(Items from a figure collection)
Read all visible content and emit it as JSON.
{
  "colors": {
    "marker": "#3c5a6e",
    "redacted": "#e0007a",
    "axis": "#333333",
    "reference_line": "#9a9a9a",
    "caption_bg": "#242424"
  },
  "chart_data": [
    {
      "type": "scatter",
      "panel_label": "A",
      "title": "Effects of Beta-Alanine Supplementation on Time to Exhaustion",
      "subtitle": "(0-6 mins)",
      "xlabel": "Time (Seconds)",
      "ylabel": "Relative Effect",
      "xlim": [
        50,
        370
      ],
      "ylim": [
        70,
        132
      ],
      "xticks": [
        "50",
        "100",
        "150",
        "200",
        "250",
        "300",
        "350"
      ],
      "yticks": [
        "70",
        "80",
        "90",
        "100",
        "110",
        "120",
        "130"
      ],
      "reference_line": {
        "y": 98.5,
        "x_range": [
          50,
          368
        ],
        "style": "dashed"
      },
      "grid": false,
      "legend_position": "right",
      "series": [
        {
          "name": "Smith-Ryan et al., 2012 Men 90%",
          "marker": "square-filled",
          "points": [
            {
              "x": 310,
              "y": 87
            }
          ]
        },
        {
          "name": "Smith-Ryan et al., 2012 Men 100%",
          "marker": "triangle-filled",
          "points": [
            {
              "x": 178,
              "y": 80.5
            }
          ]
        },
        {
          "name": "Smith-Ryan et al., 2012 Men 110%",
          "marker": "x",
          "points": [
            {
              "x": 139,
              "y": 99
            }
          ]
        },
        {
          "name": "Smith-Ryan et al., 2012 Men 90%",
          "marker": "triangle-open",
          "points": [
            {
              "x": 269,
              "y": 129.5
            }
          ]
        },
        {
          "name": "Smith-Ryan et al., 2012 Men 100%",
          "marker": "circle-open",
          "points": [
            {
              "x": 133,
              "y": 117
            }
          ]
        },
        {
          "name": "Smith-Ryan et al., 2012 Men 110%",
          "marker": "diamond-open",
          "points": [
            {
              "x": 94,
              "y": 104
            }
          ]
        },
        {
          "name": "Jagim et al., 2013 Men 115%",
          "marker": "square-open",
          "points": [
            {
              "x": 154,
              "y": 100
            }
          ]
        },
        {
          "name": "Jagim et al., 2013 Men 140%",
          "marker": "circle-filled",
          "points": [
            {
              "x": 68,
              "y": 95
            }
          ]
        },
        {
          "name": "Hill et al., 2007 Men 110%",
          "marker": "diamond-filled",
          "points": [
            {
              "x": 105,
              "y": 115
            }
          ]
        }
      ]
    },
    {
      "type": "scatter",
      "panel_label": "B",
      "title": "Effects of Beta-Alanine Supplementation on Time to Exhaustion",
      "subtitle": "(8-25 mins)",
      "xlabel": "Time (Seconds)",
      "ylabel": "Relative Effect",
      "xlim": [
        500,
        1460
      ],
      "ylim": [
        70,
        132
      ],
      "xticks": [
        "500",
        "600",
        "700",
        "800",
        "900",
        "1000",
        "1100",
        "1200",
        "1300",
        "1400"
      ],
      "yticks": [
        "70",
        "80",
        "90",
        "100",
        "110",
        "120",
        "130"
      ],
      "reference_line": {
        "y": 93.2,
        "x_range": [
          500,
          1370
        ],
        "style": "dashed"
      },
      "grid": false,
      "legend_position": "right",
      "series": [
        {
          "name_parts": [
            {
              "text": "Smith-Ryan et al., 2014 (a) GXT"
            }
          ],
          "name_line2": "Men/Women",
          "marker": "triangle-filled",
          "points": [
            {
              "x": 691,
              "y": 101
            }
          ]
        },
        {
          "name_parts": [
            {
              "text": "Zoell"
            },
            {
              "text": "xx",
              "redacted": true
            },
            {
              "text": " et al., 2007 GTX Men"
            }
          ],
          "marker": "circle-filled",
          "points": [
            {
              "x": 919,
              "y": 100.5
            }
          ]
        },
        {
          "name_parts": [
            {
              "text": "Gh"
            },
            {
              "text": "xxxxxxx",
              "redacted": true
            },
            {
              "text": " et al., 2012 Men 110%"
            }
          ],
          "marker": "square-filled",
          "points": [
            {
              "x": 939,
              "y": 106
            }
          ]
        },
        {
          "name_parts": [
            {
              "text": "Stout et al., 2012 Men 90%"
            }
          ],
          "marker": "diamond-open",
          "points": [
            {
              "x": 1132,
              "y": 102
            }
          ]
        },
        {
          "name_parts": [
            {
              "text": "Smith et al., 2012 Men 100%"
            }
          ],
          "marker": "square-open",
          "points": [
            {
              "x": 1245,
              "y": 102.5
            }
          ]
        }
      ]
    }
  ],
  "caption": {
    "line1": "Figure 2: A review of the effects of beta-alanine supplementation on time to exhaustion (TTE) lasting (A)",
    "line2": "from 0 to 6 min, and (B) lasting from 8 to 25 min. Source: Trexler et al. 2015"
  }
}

### PROBLEM TO WORK ON
Give the records above again, word for word.

### EXPECTED ANSWER
Read all visible content and emit it as JSON.
{
  "colors": {
    "marker": "#3c5a6e",
    "redacted": "#e0007a",
    "axis": "#333333",
    "reference_line": "#9a9a9a",
    "caption_bg": "#242424"
  },
  "chart_data": [
    {
      "type": "scatter",
      "panel_label": "A",
      "title": "Effects of Beta-Alanine Supplementation on Time to Exhaustion",
      "subtitle": "(0-6 mins)",
      "xlabel": "Time (Seconds)",
      "ylabel": "Relative Effect",
      "xlim": [
        50,
        370
      ],
      "ylim": [
        70,
        132
      ],
      "xticks": [
        "50",
        "100",
        "150",
        "200",
        "250",
        "300",
        "350"
      ],
      "yticks": [
        "70",
        "80",
        "90",
        "100",
        "110",
        "120",
        "130"
      ],
      "reference_line": {
        "y": 98.5,
        "x_range": [
          50,
          368
        ],
        "style": "dashed"
      },
      "grid": false,
      "legend_position": "right",
      "series": [
        {
          "name": "Smith-Ryan et al., 2012 Men 90%",
          "marker": "square-filled",
          "points": [
            {
              "x": 310,
              "y": 87
            }
          ]
        },
        {
          "name": "Smith-Ryan et al., 2012 Men 100%",
          "marker": "triangle-filled",
          "points": [
            {
              "x": 178,
              "y": 80.5
            }
          ]
        },
        {
          "name": "Smith-Ryan et al., 2012 Men 110%",
          "marker": "x",
          "points": [
            {
              "x": 139,
              "y": 99
            }
          ]
        },
        {
          "name": "Smith-Ryan et al., 2012 Men 90%",
          "marker": "triangle-open",
          "points": [
            {
              "x": 269,
              "y": 129.5
            }
          ]
        },
        {
          "name": "Smith-Ryan et al., 2012 Men 100%",
          "marker": "circle-open",
          "points": [
            {
              "x": 133,
              "y": 117
            }
          ]
        },
        {
          "name": "Smith-Ryan et al., 2012 Men 110%",
          "marker": "diamond-open",
          "points": [
            {
              "x": 94,
              "y": 104
            }
          ]
        },
        {
          "name": "Jagim et al., 2013 Men 115%",
          "marker": "square-open",
          "points": [
            {
              "x": 154,
              "y": 100
            }
          ]
        },
        {
          "name": "Jagim et al., 2013 Men 140%",
          "marker": "circle-filled",
          "points": [
            {
              "x": 68,
              "y": 95
            }
          ]
        },
        {
          "name": "Hill et al., 2007 Men 110%",
          "marker": "diamond-filled",
          "points": [
            {
              "x": 105,
              "y": 115
            }
          ]
        }
      ]
    },
    {
      "type": "scatter",
      "panel_label": "B",
      "title": "Effects of Beta-Alanine Supplementation on Time to Exhaustion",
      "subtitle": "(8-25 mins)",
      "xlabel": "Time (Seconds)",
      "ylabel": "Relative Effect",
      "xlim": [
        500,
        1460
      ],
      "ylim": [
        70,
        132
      ],
      "xticks": [
        "500",
        "600",
        "700",
        "800",
        "900",
        "1000",
        "1100",
        "1200",
        "1300",
        "1400"
      ],
      "yticks": [
        "70",
        "80",
        "90",
        "100",
        "110",
        "120",
        "130"
      ],
      "reference_line": {
        "y": 93.2,
        "x_range": [
          500,
          1370
        ],
        "style": "dashed"
      },
      "grid": false,
      "legend_position": "right",
      "series": [
        {
          "name_parts": [
            {
              "text": "Smith-Ryan et al., 2014 (a) GXT"
            }
          ],
          "name_line2": "Men/Women",
          "marker": "triangle-filled",
          "points": [
            {
              "x": 691,
              "y": 101
            }
          ]
        },
        {
          "name_parts": [
            {
              "text": "Zoell"
            },
            {
              "text": "xx",
              "redacted": true
            },
            {
              "text": " et al., 2007 GTX Men"
            }
          ],
          "marker": "circle-filled",
          "points": [
            {
              "x": 919,
              "y": 100.5
            }
          ]
        },
        {
          "name_parts": [
            {
              "text": "Gh"
            },
            {
              "text": "xxxxxxx",
              "redacted": true
            },
            {
              "text": " et al., 2012 Men 110%"
            }
          ],
          "marker": "square-filled",
          "points": [
            {
              "x": 939,
              "y": 106
            }
          ]
        },
        {
          "name_parts": [
            {
              "text": "Stout et al., 2012 Men 90%"
            }
          ],
          "marker": "diamond-open",
          "points": [
            {
              "x": 1132,
              "y": 102
            }
          ]
        },
        {
          "name_parts": [
            {
              "text": "Smith et al., 2012 Men 100%"
            }
          ],
          "marker": "square-open",
          "points": [
            {
              "x": 1245,
              "y": 102.5
            }
          ]
        }
      ]
    }
  ],
  "caption": {
    "line1": "Figure 2: A review of the effects of beta-alanine supplementation on time to exhaustion (TTE) lasting (A)",
    "line2": "from 0 to 6 min, and (B) lasting from 8 to 25 min. Source: Trexler et al. 2015"
  }
}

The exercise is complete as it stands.